- _Task description_
Do any lines in the data below contain "CaTs"? If so, copy every one of them.

[Dataset items]

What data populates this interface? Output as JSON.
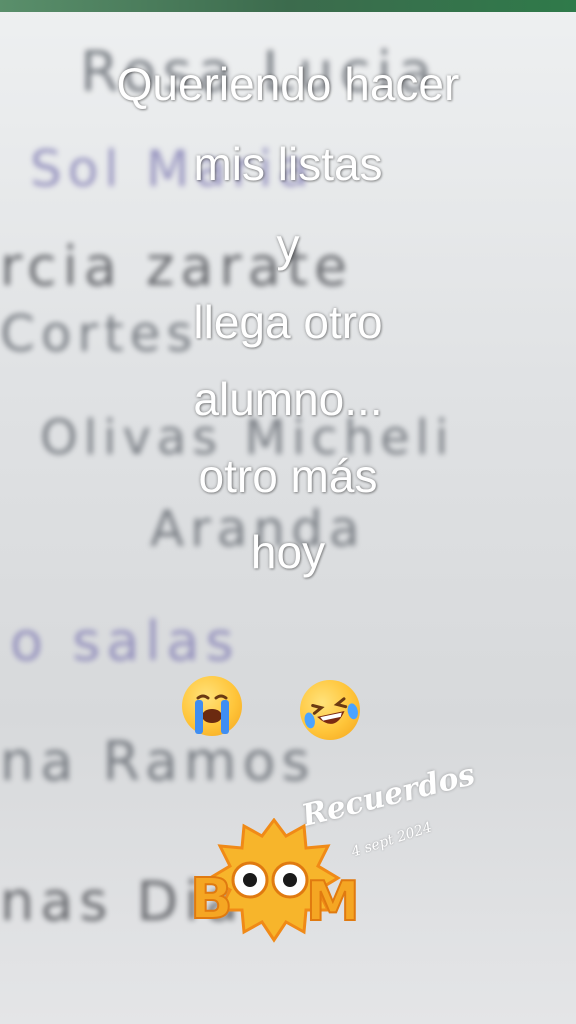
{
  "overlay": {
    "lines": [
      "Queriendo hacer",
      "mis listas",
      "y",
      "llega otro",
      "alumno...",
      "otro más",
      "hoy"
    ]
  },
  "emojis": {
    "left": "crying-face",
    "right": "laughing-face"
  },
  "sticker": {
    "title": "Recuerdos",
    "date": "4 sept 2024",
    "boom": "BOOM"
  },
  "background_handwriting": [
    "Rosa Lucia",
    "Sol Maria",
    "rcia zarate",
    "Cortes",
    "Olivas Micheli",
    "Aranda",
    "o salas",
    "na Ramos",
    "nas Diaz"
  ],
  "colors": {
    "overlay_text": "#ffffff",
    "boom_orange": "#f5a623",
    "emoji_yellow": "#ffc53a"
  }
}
...
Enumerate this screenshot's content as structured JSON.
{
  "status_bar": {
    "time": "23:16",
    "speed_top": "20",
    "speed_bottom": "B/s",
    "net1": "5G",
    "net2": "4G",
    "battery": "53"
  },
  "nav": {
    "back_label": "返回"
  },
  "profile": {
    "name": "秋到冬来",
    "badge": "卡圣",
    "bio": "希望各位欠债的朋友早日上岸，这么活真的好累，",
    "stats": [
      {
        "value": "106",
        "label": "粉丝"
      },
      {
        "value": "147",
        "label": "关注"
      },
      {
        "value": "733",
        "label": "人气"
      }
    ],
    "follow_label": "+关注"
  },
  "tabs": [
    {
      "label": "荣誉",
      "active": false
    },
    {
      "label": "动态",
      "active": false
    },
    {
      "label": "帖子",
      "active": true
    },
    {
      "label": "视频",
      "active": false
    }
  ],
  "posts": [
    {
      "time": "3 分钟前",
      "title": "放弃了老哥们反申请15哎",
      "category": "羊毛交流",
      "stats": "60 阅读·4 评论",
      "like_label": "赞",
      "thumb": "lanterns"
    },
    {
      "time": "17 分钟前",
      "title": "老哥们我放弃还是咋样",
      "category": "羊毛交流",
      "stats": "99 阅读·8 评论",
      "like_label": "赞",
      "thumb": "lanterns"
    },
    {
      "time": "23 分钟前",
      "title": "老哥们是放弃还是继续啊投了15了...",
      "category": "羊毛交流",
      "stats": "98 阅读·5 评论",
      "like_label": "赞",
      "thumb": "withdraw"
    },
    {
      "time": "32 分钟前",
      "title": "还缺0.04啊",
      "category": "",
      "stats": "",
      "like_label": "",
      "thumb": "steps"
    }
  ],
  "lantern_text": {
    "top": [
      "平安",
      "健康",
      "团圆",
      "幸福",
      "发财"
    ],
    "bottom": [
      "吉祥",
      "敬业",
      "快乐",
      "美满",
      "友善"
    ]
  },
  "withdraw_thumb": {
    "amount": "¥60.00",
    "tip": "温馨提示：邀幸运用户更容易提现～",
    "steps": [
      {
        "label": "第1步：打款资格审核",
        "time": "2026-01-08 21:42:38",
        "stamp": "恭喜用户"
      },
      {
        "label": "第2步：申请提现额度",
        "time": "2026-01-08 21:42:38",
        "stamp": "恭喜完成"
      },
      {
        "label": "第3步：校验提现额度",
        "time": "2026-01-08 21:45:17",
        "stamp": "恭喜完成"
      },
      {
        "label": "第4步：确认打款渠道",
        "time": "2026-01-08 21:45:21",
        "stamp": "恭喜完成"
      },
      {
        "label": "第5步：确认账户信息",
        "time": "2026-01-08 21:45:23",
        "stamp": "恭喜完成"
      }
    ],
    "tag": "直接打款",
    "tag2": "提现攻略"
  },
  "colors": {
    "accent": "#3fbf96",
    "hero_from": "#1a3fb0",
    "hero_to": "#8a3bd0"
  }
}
--
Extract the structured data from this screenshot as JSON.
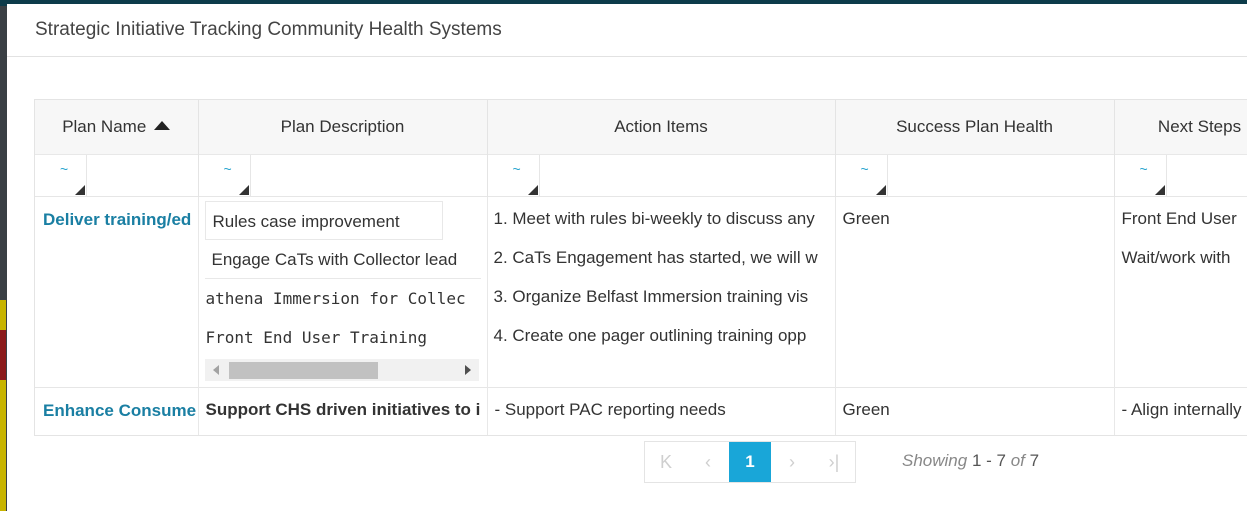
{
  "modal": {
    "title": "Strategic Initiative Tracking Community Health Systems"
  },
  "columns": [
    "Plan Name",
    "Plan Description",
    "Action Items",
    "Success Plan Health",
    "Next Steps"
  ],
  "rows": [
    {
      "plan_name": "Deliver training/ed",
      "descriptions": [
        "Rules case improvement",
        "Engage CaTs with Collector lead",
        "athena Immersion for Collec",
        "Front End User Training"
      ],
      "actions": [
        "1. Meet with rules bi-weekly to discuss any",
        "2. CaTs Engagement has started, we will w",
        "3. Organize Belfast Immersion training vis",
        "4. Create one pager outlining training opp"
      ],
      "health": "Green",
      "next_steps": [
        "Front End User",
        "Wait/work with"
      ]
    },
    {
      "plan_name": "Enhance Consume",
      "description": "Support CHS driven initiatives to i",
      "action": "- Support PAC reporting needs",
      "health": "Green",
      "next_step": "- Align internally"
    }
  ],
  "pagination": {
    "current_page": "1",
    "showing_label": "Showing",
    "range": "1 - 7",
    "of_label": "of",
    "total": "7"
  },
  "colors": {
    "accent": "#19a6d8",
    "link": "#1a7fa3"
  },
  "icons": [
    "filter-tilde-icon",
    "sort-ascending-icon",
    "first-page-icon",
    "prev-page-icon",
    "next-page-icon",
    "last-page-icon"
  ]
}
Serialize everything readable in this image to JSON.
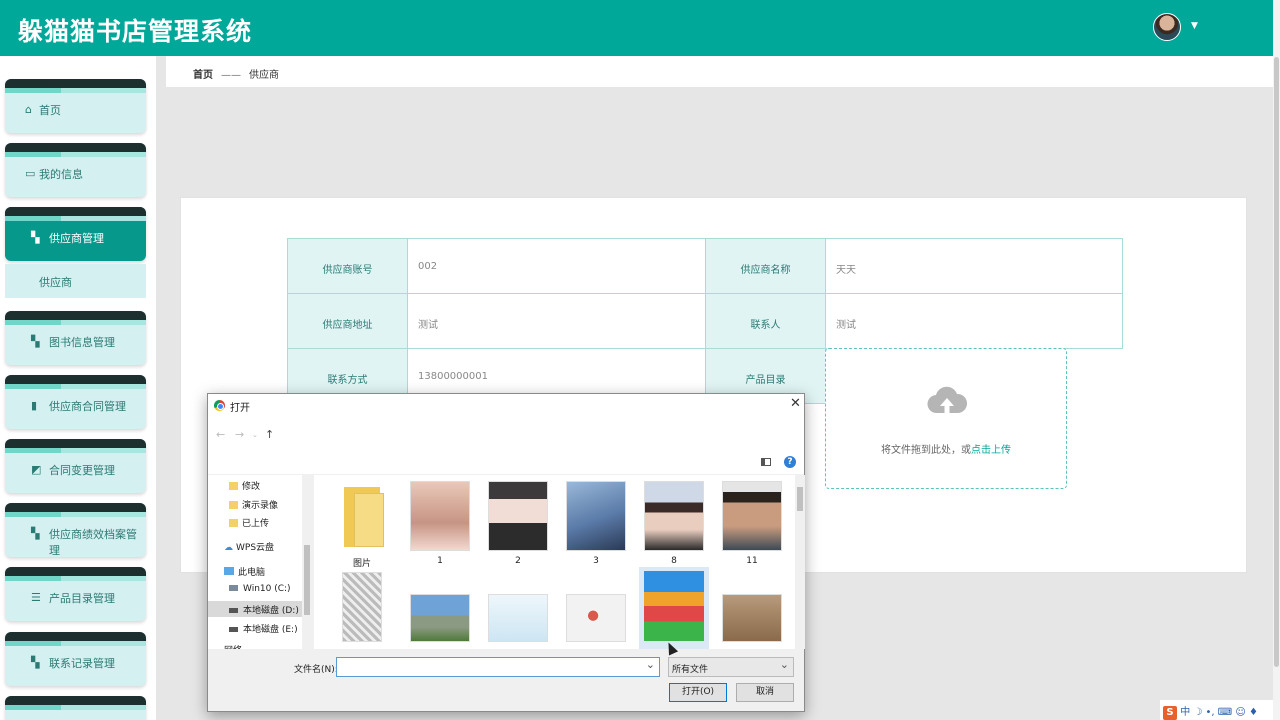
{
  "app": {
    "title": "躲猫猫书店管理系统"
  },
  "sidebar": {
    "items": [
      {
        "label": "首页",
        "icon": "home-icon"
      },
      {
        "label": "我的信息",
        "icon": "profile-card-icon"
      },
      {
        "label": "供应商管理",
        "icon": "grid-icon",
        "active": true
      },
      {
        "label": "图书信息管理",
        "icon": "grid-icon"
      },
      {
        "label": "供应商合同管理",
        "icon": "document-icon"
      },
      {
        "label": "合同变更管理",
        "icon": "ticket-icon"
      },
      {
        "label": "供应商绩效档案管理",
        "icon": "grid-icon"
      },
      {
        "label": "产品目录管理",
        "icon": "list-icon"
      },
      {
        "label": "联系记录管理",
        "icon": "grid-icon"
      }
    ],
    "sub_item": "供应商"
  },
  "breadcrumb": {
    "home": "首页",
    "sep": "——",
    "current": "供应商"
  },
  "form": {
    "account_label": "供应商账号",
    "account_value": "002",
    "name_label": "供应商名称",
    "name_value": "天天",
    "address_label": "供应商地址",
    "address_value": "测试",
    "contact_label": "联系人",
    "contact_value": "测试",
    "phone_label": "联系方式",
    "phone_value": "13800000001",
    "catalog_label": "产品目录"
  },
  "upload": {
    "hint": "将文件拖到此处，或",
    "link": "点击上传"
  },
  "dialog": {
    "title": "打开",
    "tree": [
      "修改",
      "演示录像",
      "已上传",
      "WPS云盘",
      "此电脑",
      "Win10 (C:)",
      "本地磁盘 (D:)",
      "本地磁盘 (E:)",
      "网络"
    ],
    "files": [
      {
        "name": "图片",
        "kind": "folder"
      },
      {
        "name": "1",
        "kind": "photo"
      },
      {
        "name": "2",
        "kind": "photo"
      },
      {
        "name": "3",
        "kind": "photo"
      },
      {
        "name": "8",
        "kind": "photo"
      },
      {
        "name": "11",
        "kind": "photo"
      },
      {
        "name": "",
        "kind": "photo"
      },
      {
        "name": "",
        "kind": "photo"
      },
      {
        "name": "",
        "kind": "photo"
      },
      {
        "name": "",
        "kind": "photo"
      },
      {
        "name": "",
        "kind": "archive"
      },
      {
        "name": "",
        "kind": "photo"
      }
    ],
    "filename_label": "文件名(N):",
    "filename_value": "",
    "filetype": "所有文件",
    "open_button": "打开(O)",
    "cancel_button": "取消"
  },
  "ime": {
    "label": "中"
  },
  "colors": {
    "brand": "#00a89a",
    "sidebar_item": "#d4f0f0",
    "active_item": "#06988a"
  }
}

- _Problem solution_
        "Engage CaTs with Collector lead",
        "2. CaTs Engagement has started, we will w",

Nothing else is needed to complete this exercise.